CHALLENGE:
Below you will find a set of lines. Repeat them all exactly.

[Stored entries]

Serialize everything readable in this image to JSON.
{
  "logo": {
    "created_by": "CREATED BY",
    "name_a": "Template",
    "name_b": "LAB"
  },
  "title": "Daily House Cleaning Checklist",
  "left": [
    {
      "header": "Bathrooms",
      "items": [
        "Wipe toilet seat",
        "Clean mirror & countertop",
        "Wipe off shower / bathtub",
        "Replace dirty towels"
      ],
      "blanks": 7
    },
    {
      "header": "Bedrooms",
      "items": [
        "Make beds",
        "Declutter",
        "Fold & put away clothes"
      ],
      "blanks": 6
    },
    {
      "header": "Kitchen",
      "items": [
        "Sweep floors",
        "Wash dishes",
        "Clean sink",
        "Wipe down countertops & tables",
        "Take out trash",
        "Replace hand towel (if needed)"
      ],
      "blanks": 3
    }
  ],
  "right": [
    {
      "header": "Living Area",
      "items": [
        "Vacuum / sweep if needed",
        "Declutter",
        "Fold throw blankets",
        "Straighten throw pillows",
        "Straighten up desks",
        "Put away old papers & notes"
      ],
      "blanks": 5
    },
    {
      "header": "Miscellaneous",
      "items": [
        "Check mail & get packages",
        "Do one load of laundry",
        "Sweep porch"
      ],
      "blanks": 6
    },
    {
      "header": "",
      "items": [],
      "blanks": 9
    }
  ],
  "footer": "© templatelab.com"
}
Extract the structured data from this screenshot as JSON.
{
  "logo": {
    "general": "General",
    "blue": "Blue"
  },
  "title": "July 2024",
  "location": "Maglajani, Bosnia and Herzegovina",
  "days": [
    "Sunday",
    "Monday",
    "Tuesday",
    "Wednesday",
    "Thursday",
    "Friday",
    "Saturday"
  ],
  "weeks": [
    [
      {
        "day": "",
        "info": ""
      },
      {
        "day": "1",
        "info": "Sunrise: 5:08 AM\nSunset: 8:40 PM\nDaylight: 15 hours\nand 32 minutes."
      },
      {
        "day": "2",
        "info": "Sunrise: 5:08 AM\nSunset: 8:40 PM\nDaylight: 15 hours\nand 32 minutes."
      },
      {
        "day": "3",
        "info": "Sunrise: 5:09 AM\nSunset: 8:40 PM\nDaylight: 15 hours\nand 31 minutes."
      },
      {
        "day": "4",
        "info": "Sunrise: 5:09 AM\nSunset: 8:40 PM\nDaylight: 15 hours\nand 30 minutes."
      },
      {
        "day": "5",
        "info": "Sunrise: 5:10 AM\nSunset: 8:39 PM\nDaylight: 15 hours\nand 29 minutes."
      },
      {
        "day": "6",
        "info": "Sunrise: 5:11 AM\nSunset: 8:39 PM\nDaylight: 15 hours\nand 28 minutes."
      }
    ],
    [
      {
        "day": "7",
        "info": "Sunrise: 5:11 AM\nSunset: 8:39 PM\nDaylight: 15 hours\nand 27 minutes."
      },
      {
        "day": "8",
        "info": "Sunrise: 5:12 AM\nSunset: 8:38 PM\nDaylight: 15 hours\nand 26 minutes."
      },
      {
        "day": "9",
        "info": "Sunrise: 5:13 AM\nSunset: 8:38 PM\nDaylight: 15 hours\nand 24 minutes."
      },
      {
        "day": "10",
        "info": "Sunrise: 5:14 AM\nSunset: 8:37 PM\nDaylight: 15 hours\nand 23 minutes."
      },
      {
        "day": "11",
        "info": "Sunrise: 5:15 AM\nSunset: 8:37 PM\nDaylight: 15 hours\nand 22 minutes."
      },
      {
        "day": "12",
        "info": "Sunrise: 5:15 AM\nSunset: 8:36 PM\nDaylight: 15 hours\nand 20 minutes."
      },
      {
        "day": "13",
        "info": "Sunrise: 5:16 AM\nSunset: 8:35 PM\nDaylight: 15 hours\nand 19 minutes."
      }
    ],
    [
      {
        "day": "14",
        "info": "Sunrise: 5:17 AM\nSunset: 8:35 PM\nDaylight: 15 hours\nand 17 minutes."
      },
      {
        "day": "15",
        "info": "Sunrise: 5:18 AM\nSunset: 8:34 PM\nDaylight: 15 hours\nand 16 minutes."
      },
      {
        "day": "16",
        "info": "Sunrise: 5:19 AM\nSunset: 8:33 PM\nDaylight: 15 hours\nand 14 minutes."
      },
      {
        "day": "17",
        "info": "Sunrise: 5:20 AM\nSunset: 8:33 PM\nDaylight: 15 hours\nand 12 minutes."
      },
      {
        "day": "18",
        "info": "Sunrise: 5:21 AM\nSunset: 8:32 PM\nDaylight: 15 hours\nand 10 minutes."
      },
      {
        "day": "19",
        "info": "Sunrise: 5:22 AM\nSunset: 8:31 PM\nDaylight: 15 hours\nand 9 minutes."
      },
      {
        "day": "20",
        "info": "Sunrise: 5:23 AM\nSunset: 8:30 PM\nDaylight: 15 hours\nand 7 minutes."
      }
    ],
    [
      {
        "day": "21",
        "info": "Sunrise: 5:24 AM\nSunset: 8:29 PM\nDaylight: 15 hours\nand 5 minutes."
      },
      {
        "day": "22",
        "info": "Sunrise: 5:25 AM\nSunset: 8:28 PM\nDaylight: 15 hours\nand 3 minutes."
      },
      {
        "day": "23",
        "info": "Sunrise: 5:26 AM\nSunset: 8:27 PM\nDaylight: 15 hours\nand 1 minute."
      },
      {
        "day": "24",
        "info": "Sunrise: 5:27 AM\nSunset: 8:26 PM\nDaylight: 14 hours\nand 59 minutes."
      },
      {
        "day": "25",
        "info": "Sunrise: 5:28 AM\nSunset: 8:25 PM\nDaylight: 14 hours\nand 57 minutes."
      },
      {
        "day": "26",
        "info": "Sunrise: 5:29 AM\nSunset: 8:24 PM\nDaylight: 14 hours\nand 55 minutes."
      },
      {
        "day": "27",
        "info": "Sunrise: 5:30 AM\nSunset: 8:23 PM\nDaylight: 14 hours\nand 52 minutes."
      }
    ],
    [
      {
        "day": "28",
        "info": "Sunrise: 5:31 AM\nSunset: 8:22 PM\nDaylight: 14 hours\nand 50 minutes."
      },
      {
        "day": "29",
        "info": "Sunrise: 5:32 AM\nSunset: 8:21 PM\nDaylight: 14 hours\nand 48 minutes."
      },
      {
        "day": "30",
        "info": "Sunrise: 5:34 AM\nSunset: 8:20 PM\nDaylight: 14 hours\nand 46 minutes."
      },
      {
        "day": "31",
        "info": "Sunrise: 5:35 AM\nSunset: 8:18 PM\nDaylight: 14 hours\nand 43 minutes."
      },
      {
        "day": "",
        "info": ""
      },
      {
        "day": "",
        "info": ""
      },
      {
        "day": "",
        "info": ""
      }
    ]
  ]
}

TASK RESPONSE:
Serialize everything readable in this image to JSON.
{
  "logo": {
    "created_by": "CREATED BY",
    "name_a": "Template",
    "name_b": "LAB"
  },
  "title": "Daily House Cleaning Checklist",
  "left": [
    {
      "header": "Bathrooms",
      "items": [
        "Wipe toilet seat",
        "Clean mirror & countertop",
        "Wipe off shower / bathtub",
        "Replace dirty towels"
      ],
      "blanks": 7
    },
    {
      "header": "Bedrooms",
      "items": [
        "Make beds",
        "Declutter",
        "Fold & put away clothes"
      ],
      "blanks": 6
    },
    {
      "header": "Kitchen",
      "items": [
        "Sweep floors",
        "Wash dishes",
        "Clean sink",
        "Wipe down countertops & tables",
        "Take out trash",
        "Replace hand towel (if needed)"
      ],
      "blanks": 3
    }
  ],
  "right": [
    {
      "header": "Living Area",
      "items": [
        "Vacuum / sweep if needed",
        "Declutter",
        "Fold throw blankets",
        "Straighten throw pillows",
        "Straighten up desks",
        "Put away old papers & notes"
      ],
      "blanks": 5
    },
    {
      "header": "Miscellaneous",
      "items": [
        "Check mail & get packages",
        "Do one load of laundry",
        "Sweep porch"
      ],
      "blanks": 6
    },
    {
      "header": "",
      "items": [],
      "blanks": 9
    }
  ],
  "footer": "© templatelab.com"
}
Extract the structured data from this screenshot as JSON.
{
  "logo": {
    "general": "General",
    "blue": "Blue"
  },
  "title": "July 2024",
  "location": "Maglajani, Bosnia and Herzegovina",
  "days": [
    "Sunday",
    "Monday",
    "Tuesday",
    "Wednesday",
    "Thursday",
    "Friday",
    "Saturday"
  ],
  "weeks": [
    [
      {
        "day": "",
        "info": ""
      },
      {
        "day": "1",
        "info": "Sunrise: 5:08 AM\nSunset: 8:40 PM\nDaylight: 15 hours\nand 32 minutes."
      },
      {
        "day": "2",
        "info": "Sunrise: 5:08 AM\nSunset: 8:40 PM\nDaylight: 15 hours\nand 32 minutes."
      },
      {
        "day": "3",
        "info": "Sunrise: 5:09 AM\nSunset: 8:40 PM\nDaylight: 15 hours\nand 31 minutes."
      },
      {
        "day": "4",
        "info": "Sunrise: 5:09 AM\nSunset: 8:40 PM\nDaylight: 15 hours\nand 30 minutes."
      },
      {
        "day": "5",
        "info": "Sunrise: 5:10 AM\nSunset: 8:39 PM\nDaylight: 15 hours\nand 29 minutes."
      },
      {
        "day": "6",
        "info": "Sunrise: 5:11 AM\nSunset: 8:39 PM\nDaylight: 15 hours\nand 28 minutes."
      }
    ],
    [
      {
        "day": "7",
        "info": "Sunrise: 5:11 AM\nSunset: 8:39 PM\nDaylight: 15 hours\nand 27 minutes."
      },
      {
        "day": "8",
        "info": "Sunrise: 5:12 AM\nSunset: 8:38 PM\nDaylight: 15 hours\nand 26 minutes."
      },
      {
        "day": "9",
        "info": "Sunrise: 5:13 AM\nSunset: 8:38 PM\nDaylight: 15 hours\nand 24 minutes."
      },
      {
        "day": "10",
        "info": "Sunrise: 5:14 AM\nSunset: 8:37 PM\nDaylight: 15 hours\nand 23 minutes."
      },
      {
        "day": "11",
        "info": "Sunrise: 5:15 AM\nSunset: 8:37 PM\nDaylight: 15 hours\nand 22 minutes."
      },
      {
        "day": "12",
        "info": "Sunrise: 5:15 AM\nSunset: 8:36 PM\nDaylight: 15 hours\nand 20 minutes."
      },
      {
        "day": "13",
        "info": "Sunrise: 5:16 AM\nSunset: 8:35 PM\nDaylight: 15 hours\nand 19 minutes."
      }
    ],
    [
      {
        "day": "14",
        "info": "Sunrise: 5:17 AM\nSunset: 8:35 PM\nDaylight: 15 hours\nand 17 minutes."
      },
      {
        "day": "15",
        "info": "Sunrise: 5:18 AM\nSunset: 8:34 PM\nDaylight: 15 hours\nand 16 minutes."
      },
      {
        "day": "16",
        "info": "Sunrise: 5:19 AM\nSunset: 8:33 PM\nDaylight: 15 hours\nand 14 minutes."
      },
      {
        "day": "17",
        "info": "Sunrise: 5:20 AM\nSunset: 8:33 PM\nDaylight: 15 hours\nand 12 minutes."
      },
      {
        "day": "18",
        "info": "Sunrise: 5:21 AM\nSunset: 8:32 PM\nDaylight: 15 hours\nand 10 minutes."
      },
      {
        "day": "19",
        "info": "Sunrise: 5:22 AM\nSunset: 8:31 PM\nDaylight: 15 hours\nand 9 minutes."
      },
      {
        "day": "20",
        "info": "Sunrise: 5:23 AM\nSunset: 8:30 PM\nDaylight: 15 hours\nand 7 minutes."
      }
    ],
    [
      {
        "day": "21",
        "info": "Sunrise: 5:24 AM\nSunset: 8:29 PM\nDaylight: 15 hours\nand 5 minutes."
      },
      {
        "day": "22",
        "info": "Sunrise: 5:25 AM\nSunset: 8:28 PM\nDaylight: 15 hours\nand 3 minutes."
      },
      {
        "day": "23",
        "info": "Sunrise: 5:26 AM\nSunset: 8:27 PM\nDaylight: 15 hours\nand 1 minute."
      },
      {
        "day": "24",
        "info": "Sunrise: 5:27 AM\nSunset: 8:26 PM\nDaylight: 14 hours\nand 59 minutes."
      },
      {
        "day": "25",
        "info": "Sunrise: 5:28 AM\nSunset: 8:25 PM\nDaylight: 14 hours\nand 57 minutes."
      },
      {
        "day": "26",
        "info": "Sunrise: 5:29 AM\nSunset: 8:24 PM\nDaylight: 14 hours\nand 55 minutes."
      },
      {
        "day": "27",
        "info": "Sunrise: 5:30 AM\nSunset: 8:23 PM\nDaylight: 14 hours\nand 52 minutes."
      }
    ],
    [
      {
        "day": "28",
        "info": "Sunrise: 5:31 AM\nSunset: 8:22 PM\nDaylight: 14 hours\nand 50 minutes."
      },
      {
        "day": "29",
        "info": "Sunrise: 5:32 AM\nSunset: 8:21 PM\nDaylight: 14 hours\nand 48 minutes."
      },
      {
        "day": "30",
        "info": "Sunrise: 5:34 AM\nSunset: 8:20 PM\nDaylight: 14 hours\nand 46 minutes."
      },
      {
        "day": "31",
        "info": "Sunrise: 5:35 AM\nSunset: 8:18 PM\nDaylight: 14 hours\nand 43 minutes."
      },
      {
        "day": "",
        "info": ""
      },
      {
        "day": "",
        "info": ""
      },
      {
        "day": "",
        "info": ""
      }
    ]
  ]
}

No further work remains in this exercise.